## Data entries
════════════════════

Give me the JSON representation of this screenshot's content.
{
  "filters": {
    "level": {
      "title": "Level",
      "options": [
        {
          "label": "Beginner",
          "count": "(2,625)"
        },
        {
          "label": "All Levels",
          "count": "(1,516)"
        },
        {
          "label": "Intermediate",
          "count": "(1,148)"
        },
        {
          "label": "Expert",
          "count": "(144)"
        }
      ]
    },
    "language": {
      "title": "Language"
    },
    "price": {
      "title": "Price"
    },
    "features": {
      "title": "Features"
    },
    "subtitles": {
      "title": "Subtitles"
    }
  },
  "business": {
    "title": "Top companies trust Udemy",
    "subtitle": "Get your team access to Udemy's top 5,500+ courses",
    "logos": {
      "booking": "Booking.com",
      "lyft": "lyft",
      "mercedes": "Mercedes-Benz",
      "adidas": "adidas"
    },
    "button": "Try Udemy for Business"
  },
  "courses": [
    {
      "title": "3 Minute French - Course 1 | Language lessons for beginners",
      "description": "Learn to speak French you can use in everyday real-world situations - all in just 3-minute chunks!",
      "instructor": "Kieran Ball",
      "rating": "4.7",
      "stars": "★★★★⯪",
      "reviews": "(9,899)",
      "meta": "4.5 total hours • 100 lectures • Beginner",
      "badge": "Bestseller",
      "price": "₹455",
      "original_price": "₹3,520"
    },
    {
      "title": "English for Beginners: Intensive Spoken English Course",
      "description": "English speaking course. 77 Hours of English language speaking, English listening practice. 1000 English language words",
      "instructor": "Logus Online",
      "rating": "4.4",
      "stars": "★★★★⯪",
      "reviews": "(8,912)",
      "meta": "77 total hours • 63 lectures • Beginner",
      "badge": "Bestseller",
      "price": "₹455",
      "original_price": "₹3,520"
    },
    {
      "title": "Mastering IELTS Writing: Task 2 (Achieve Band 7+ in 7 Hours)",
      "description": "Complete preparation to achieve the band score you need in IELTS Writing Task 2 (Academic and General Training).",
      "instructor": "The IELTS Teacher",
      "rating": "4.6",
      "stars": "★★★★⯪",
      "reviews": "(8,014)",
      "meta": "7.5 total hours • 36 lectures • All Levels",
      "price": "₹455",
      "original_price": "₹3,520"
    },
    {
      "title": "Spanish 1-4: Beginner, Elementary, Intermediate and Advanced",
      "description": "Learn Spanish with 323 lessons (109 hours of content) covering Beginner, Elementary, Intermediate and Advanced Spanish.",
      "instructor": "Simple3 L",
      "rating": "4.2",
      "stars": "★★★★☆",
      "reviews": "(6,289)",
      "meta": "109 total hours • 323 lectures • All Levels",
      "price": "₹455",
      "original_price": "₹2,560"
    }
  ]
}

════════════════════

## Task details
Find the string "Writing" in the records, then copy each line where it occurs.

## Answer below
      "title": "Mastering IELTS Writing: Task 2 (Achieve Band 7+ in 7 Hours)",
      "description": "Complete preparation to achieve the band score you need in IELTS Writing Task 2 (Academic and General Training).",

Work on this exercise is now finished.